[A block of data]
____

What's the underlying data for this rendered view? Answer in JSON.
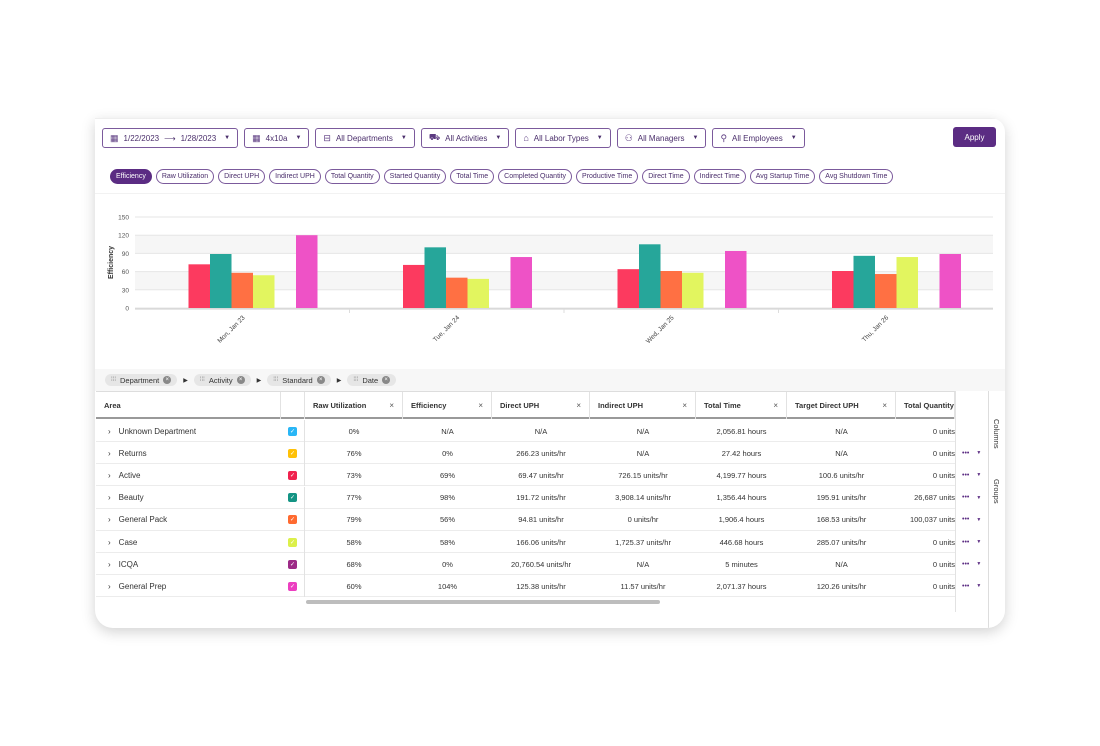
{
  "filters": {
    "date_start": "1/22/2023",
    "date_end": "1/28/2023",
    "shift": "4x10a",
    "departments": "All Departments",
    "activities": "All Activities",
    "labor_types": "All Labor Types",
    "managers": "All Managers",
    "employees": "All Employees",
    "apply": "Apply"
  },
  "metrics": [
    "Efficiency",
    "Raw Utilization",
    "Direct UPH",
    "Indirect UPH",
    "Total Quantity",
    "Started Quantity",
    "Total Time",
    "Completed Quantity",
    "Productive Time",
    "Direct Time",
    "Indirect Time",
    "Avg Startup Time",
    "Avg Shutdown Time"
  ],
  "active_metric": "Efficiency",
  "chart_data": {
    "type": "bar",
    "ylabel": "Efficiency",
    "ylim": [
      0,
      150
    ],
    "yticks": [
      0,
      30,
      60,
      90,
      120,
      150
    ],
    "grid": true,
    "categories": [
      "Mon, Jan 23",
      "Tue, Jan 24",
      "Wed, Jan 25",
      "Thu, Jan 26"
    ],
    "series": [
      {
        "color": "#ffc107",
        "values": [
          0,
          0,
          0,
          0
        ]
      },
      {
        "color": "#fc3a5f",
        "values": [
          72,
          71,
          64,
          61
        ]
      },
      {
        "color": "#26a69a",
        "values": [
          89,
          100,
          105,
          86
        ]
      },
      {
        "color": "#ff7043",
        "values": [
          58,
          50,
          61,
          56
        ]
      },
      {
        "color": "#e2f55f",
        "values": [
          54,
          48,
          58,
          84
        ]
      },
      {
        "color": "#9c2a86",
        "values": [
          0,
          0,
          0,
          0
        ]
      },
      {
        "color": "#ee52c6",
        "values": [
          120,
          84,
          94,
          89
        ]
      }
    ]
  },
  "groupings": [
    "Department",
    "Activity",
    "Standard",
    "Date"
  ],
  "table": {
    "columns": [
      "Area",
      "",
      "Raw Utilization",
      "Efficiency",
      "Direct UPH",
      "Indirect UPH",
      "Total Time",
      "Target Direct UPH",
      "Total Quantity"
    ],
    "rows": [
      {
        "area": "Unknown Department",
        "color": "#29b6f6",
        "cells": [
          "0%",
          "N/A",
          "N/A",
          "N/A",
          "2,056.81 hours",
          "N/A",
          "0 units"
        ],
        "actions": false
      },
      {
        "area": "Returns",
        "color": "#ffc107",
        "cells": [
          "76%",
          "0%",
          "266.23 units/hr",
          "N/A",
          "27.42 hours",
          "N/A",
          "0 units"
        ],
        "actions": true
      },
      {
        "area": "Active",
        "color": "#f0224e",
        "cells": [
          "73%",
          "69%",
          "69.47 units/hr",
          "726.15 units/hr",
          "4,199.77 hours",
          "100.6 units/hr",
          "0 units"
        ],
        "actions": true
      },
      {
        "area": "Beauty",
        "color": "#149484",
        "cells": [
          "77%",
          "98%",
          "191.72 units/hr",
          "3,908.14 units/hr",
          "1,356.44 hours",
          "195.91 units/hr",
          "26,687 units"
        ],
        "actions": true
      },
      {
        "area": "General Pack",
        "color": "#ff6a30",
        "cells": [
          "79%",
          "56%",
          "94.81 units/hr",
          "0 units/hr",
          "1,906.4 hours",
          "168.53 units/hr",
          "100,037 units"
        ],
        "actions": true
      },
      {
        "area": "Case",
        "color": "#dcf04a",
        "cells": [
          "58%",
          "58%",
          "166.06 units/hr",
          "1,725.37 units/hr",
          "446.68 hours",
          "285.07 units/hr",
          "0 units"
        ],
        "actions": true
      },
      {
        "area": "ICQA",
        "color": "#9c2a86",
        "cells": [
          "68%",
          "0%",
          "20,760.54 units/hr",
          "N/A",
          "5 minutes",
          "N/A",
          "0 units"
        ],
        "actions": true
      },
      {
        "area": "General Prep",
        "color": "#ec3fc0",
        "cells": [
          "60%",
          "104%",
          "125.38 units/hr",
          "11.57 units/hr",
          "2,071.37 hours",
          "120.26 units/hr",
          "0 units"
        ],
        "actions": true
      }
    ]
  },
  "side_panel": {
    "columns": "Columns",
    "groups": "Groups"
  }
}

____

WHAT YOU ARE ASKED TO DO → Strip out the images, then output the records above word for word.

THE SOLUTION →
What's the underlying data for this rendered view? Answer in JSON.
{
  "filters": {
    "date_start": "1/22/2023",
    "date_end": "1/28/2023",
    "shift": "4x10a",
    "departments": "All Departments",
    "activities": "All Activities",
    "labor_types": "All Labor Types",
    "managers": "All Managers",
    "employees": "All Employees",
    "apply": "Apply"
  },
  "metrics": [
    "Efficiency",
    "Raw Utilization",
    "Direct UPH",
    "Indirect UPH",
    "Total Quantity",
    "Started Quantity",
    "Total Time",
    "Completed Quantity",
    "Productive Time",
    "Direct Time",
    "Indirect Time",
    "Avg Startup Time",
    "Avg Shutdown Time"
  ],
  "active_metric": "Efficiency",
  "chart_data": {
    "type": "bar",
    "ylabel": "Efficiency",
    "ylim": [
      0,
      150
    ],
    "yticks": [
      0,
      30,
      60,
      90,
      120,
      150
    ],
    "grid": true,
    "categories": [
      "Mon, Jan 23",
      "Tue, Jan 24",
      "Wed, Jan 25",
      "Thu, Jan 26"
    ],
    "series": [
      {
        "color": "#ffc107",
        "values": [
          0,
          0,
          0,
          0
        ]
      },
      {
        "color": "#fc3a5f",
        "values": [
          72,
          71,
          64,
          61
        ]
      },
      {
        "color": "#26a69a",
        "values": [
          89,
          100,
          105,
          86
        ]
      },
      {
        "color": "#ff7043",
        "values": [
          58,
          50,
          61,
          56
        ]
      },
      {
        "color": "#e2f55f",
        "values": [
          54,
          48,
          58,
          84
        ]
      },
      {
        "color": "#9c2a86",
        "values": [
          0,
          0,
          0,
          0
        ]
      },
      {
        "color": "#ee52c6",
        "values": [
          120,
          84,
          94,
          89
        ]
      }
    ]
  },
  "groupings": [
    "Department",
    "Activity",
    "Standard",
    "Date"
  ],
  "table": {
    "columns": [
      "Area",
      "",
      "Raw Utilization",
      "Efficiency",
      "Direct UPH",
      "Indirect UPH",
      "Total Time",
      "Target Direct UPH",
      "Total Quantity"
    ],
    "rows": [
      {
        "area": "Unknown Department",
        "color": "#29b6f6",
        "cells": [
          "0%",
          "N/A",
          "N/A",
          "N/A",
          "2,056.81 hours",
          "N/A",
          "0 units"
        ],
        "actions": false
      },
      {
        "area": "Returns",
        "color": "#ffc107",
        "cells": [
          "76%",
          "0%",
          "266.23 units/hr",
          "N/A",
          "27.42 hours",
          "N/A",
          "0 units"
        ],
        "actions": true
      },
      {
        "area": "Active",
        "color": "#f0224e",
        "cells": [
          "73%",
          "69%",
          "69.47 units/hr",
          "726.15 units/hr",
          "4,199.77 hours",
          "100.6 units/hr",
          "0 units"
        ],
        "actions": true
      },
      {
        "area": "Beauty",
        "color": "#149484",
        "cells": [
          "77%",
          "98%",
          "191.72 units/hr",
          "3,908.14 units/hr",
          "1,356.44 hours",
          "195.91 units/hr",
          "26,687 units"
        ],
        "actions": true
      },
      {
        "area": "General Pack",
        "color": "#ff6a30",
        "cells": [
          "79%",
          "56%",
          "94.81 units/hr",
          "0 units/hr",
          "1,906.4 hours",
          "168.53 units/hr",
          "100,037 units"
        ],
        "actions": true
      },
      {
        "area": "Case",
        "color": "#dcf04a",
        "cells": [
          "58%",
          "58%",
          "166.06 units/hr",
          "1,725.37 units/hr",
          "446.68 hours",
          "285.07 units/hr",
          "0 units"
        ],
        "actions": true
      },
      {
        "area": "ICQA",
        "color": "#9c2a86",
        "cells": [
          "68%",
          "0%",
          "20,760.54 units/hr",
          "N/A",
          "5 minutes",
          "N/A",
          "0 units"
        ],
        "actions": true
      },
      {
        "area": "General Prep",
        "color": "#ec3fc0",
        "cells": [
          "60%",
          "104%",
          "125.38 units/hr",
          "11.57 units/hr",
          "2,071.37 hours",
          "120.26 units/hr",
          "0 units"
        ],
        "actions": true
      }
    ]
  },
  "side_panel": {
    "columns": "Columns",
    "groups": "Groups"
  }
}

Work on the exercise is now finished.